Exercise instructions: Reproduce the records below exactly as they appear, omitting any pictures they contain.

Entries from a visual dataset

------------------------------

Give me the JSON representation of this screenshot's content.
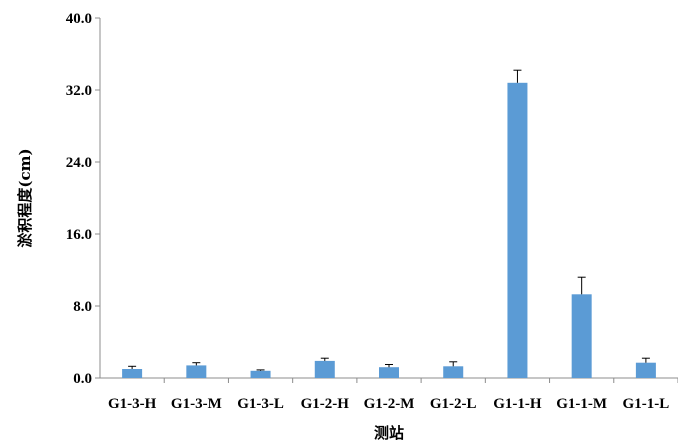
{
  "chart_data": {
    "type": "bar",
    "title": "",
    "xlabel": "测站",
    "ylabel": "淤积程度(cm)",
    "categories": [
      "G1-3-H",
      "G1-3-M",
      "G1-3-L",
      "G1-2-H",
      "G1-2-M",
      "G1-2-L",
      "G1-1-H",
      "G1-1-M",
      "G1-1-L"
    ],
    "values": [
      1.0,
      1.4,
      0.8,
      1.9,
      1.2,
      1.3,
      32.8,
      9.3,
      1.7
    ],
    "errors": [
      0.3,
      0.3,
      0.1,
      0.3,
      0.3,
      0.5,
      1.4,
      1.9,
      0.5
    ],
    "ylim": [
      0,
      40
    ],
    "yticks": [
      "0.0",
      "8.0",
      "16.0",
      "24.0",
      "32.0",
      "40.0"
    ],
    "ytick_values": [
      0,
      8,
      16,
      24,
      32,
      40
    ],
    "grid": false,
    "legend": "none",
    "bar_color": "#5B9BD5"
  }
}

------------------------------

Result for this task:
Give me the JSON representation of this screenshot's content.
{
  "chart_data": {
    "type": "bar",
    "title": "",
    "xlabel": "测站",
    "ylabel": "淤积程度(cm)",
    "categories": [
      "G1-3-H",
      "G1-3-M",
      "G1-3-L",
      "G1-2-H",
      "G1-2-M",
      "G1-2-L",
      "G1-1-H",
      "G1-1-M",
      "G1-1-L"
    ],
    "values": [
      1.0,
      1.4,
      0.8,
      1.9,
      1.2,
      1.3,
      32.8,
      9.3,
      1.7
    ],
    "errors": [
      0.3,
      0.3,
      0.1,
      0.3,
      0.3,
      0.5,
      1.4,
      1.9,
      0.5
    ],
    "ylim": [
      0,
      40
    ],
    "yticks": [
      "0.0",
      "8.0",
      "16.0",
      "24.0",
      "32.0",
      "40.0"
    ],
    "ytick_values": [
      0,
      8,
      16,
      24,
      32,
      40
    ],
    "grid": false,
    "legend": "none",
    "bar_color": "#5B9BD5"
  }
}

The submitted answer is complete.